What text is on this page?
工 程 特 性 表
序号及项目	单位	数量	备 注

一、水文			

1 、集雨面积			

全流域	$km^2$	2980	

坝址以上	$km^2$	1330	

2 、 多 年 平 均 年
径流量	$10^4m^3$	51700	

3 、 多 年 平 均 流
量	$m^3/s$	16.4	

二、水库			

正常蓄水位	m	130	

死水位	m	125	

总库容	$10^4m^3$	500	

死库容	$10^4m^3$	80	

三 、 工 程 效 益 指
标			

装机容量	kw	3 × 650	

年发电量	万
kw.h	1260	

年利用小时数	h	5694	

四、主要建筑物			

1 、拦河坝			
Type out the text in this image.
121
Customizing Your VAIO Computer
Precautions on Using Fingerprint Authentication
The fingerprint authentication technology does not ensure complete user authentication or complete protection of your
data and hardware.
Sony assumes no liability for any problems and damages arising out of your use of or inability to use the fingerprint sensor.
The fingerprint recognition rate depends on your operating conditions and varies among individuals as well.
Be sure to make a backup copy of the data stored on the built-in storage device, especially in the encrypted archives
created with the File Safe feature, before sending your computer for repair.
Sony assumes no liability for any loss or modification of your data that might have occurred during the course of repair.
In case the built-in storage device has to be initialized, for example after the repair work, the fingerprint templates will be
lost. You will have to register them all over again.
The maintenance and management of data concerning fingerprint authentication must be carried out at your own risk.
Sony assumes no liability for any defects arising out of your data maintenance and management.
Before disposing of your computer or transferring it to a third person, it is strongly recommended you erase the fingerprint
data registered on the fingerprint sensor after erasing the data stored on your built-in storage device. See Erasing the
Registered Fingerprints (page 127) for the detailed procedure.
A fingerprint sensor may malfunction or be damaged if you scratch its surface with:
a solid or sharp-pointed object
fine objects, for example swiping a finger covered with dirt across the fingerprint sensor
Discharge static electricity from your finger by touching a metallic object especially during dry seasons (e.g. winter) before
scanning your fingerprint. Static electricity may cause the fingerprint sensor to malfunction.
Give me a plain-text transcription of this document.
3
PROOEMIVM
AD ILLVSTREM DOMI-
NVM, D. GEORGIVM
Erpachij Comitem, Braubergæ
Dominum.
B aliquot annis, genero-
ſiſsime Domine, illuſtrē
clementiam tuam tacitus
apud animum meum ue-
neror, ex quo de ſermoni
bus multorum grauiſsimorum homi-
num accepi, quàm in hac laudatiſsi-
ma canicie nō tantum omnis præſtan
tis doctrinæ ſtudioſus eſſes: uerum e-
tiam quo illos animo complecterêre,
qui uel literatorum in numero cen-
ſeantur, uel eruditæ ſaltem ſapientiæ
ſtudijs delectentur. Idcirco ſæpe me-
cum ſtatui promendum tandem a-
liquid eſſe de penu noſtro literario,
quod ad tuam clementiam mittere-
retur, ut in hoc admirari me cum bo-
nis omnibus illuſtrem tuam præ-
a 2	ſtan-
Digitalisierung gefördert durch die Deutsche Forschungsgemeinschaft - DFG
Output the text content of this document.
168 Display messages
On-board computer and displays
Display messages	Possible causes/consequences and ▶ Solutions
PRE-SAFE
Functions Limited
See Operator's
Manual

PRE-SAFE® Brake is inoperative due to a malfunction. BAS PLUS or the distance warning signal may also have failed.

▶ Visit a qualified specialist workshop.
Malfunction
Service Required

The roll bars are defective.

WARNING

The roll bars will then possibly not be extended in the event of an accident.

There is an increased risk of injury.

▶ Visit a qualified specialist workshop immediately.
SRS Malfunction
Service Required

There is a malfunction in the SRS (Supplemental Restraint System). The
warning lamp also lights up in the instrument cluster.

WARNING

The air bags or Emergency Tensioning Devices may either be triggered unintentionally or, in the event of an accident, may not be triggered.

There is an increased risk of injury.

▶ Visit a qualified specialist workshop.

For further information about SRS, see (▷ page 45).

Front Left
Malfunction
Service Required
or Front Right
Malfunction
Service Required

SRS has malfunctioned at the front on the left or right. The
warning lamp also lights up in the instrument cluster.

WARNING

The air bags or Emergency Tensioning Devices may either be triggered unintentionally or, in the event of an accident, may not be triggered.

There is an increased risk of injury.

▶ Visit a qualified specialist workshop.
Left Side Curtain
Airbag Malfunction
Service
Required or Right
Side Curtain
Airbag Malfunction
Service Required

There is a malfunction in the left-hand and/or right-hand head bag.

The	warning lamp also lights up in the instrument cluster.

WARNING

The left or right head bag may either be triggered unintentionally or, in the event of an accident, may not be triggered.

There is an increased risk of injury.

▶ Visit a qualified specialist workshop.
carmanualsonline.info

Task directions — All records above must be set down exactly, please.

Problem solution —
What text is on this page?
工 程 特 性 表
序号及项目	单位	数量	备 注

一、水文			

1 、集雨面积			

全流域	$km^2$	2980	

坝址以上	$km^2$	1330	

2 、 多 年 平 均 年
径流量	$10^4m^3$	51700	

3 、 多 年 平 均 流
量	$m^3/s$	16.4	

二、水库			

正常蓄水位	m	130	

死水位	m	125	

总库容	$10^4m^3$	500	

死库容	$10^4m^3$	80	

三 、 工 程 效 益 指
标			

装机容量	kw	3 × 650	

年发电量	万
kw.h	1260	

年利用小时数	h	5694	

四、主要建筑物			

1 、拦河坝			
Type out the text in this image.
121
Customizing Your VAIO Computer
Precautions on Using Fingerprint Authentication
The fingerprint authentication technology does not ensure complete user authentication or complete protection of your
data and hardware.
Sony assumes no liability for any problems and damages arising out of your use of or inability to use the fingerprint sensor.
The fingerprint recognition rate depends on your operating conditions and varies among individuals as well.
Be sure to make a backup copy of the data stored on the built-in storage device, especially in the encrypted archives
created with the File Safe feature, before sending your computer for repair.
Sony assumes no liability for any loss or modification of your data that might have occurred during the course of repair.
In case the built-in storage device has to be initialized, for example after the repair work, the fingerprint templates will be
lost. You will have to register them all over again.
The maintenance and management of data concerning fingerprint authentication must be carried out at your own risk.
Sony assumes no liability for any defects arising out of your data maintenance and management.
Before disposing of your computer or transferring it to a third person, it is strongly recommended you erase the fingerprint
data registered on the fingerprint sensor after erasing the data stored on your built-in storage device. See Erasing the
Registered Fingerprints (page 127) for the detailed procedure.
A fingerprint sensor may malfunction or be damaged if you scratch its surface with:
a solid or sharp-pointed object
fine objects, for example swiping a finger covered with dirt across the fingerprint sensor
Discharge static electricity from your finger by touching a metallic object especially during dry seasons (e.g. winter) before
scanning your fingerprint. Static electricity may cause the fingerprint sensor to malfunction.
Give me a plain-text transcription of this document.
3
PROOEMIVM
AD ILLVSTREM DOMI-
NVM, D. GEORGIVM
Erpachij Comitem, Braubergæ
Dominum.
B aliquot annis, genero-
ſiſsime Domine, illuſtrē
clementiam tuam tacitus
apud animum meum ue-
neror, ex quo de ſermoni
bus multorum grauiſsimorum homi-
num accepi, quàm in hac laudatiſsi-
ma canicie nō tantum omnis præſtan
tis doctrinæ ſtudioſus eſſes: uerum e-
tiam quo illos animo complecterêre,
qui uel literatorum in numero cen-
ſeantur, uel eruditæ ſaltem ſapientiæ
ſtudijs delectentur. Idcirco ſæpe me-
cum ſtatui promendum tandem a-
liquid eſſe de penu noſtro literario,
quod ad tuam clementiam mittere-
retur, ut in hoc admirari me cum bo-
nis omnibus illuſtrem tuam præ-
a 2	ſtan-
Digitalisierung gefördert durch die Deutsche Forschungsgemeinschaft - DFG
Output the text content of this document.
168 Display messages
On-board computer and displays
Display messages	Possible causes/consequences and ▶ Solutions
PRE-SAFE
Functions Limited
See Operator's
Manual

PRE-SAFE® Brake is inoperative due to a malfunction. BAS PLUS or the distance warning signal may also have failed.

▶ Visit a qualified specialist workshop.
Malfunction
Service Required

The roll bars are defective.

WARNING

The roll bars will then possibly not be extended in the event of an accident.

There is an increased risk of injury.

▶ Visit a qualified specialist workshop immediately.
SRS Malfunction
Service Required

There is a malfunction in the SRS (Supplemental Restraint System). The
warning lamp also lights up in the instrument cluster.

WARNING

The air bags or Emergency Tensioning Devices may either be triggered unintentionally or, in the event of an accident, may not be triggered.

There is an increased risk of injury.

▶ Visit a qualified specialist workshop.

For further information about SRS, see (▷ page 45).

Front Left
Malfunction
Service Required
or Front Right
Malfunction
Service Required

SRS has malfunctioned at the front on the left or right. The
warning lamp also lights up in the instrument cluster.

WARNING

The air bags or Emergency Tensioning Devices may either be triggered unintentionally or, in the event of an accident, may not be triggered.

There is an increased risk of injury.

▶ Visit a qualified specialist workshop.
Left Side Curtain
Airbag Malfunction
Service
Required or Right
Side Curtain
Airbag Malfunction
Service Required

There is a malfunction in the left-hand and/or right-hand head bag.

The	warning lamp also lights up in the instrument cluster.

WARNING

The left or right head bag may either be triggered unintentionally or, in the event of an accident, may not be triggered.

There is an increased risk of injury.

▶ Visit a qualified specialist workshop.
carmanualsonline.info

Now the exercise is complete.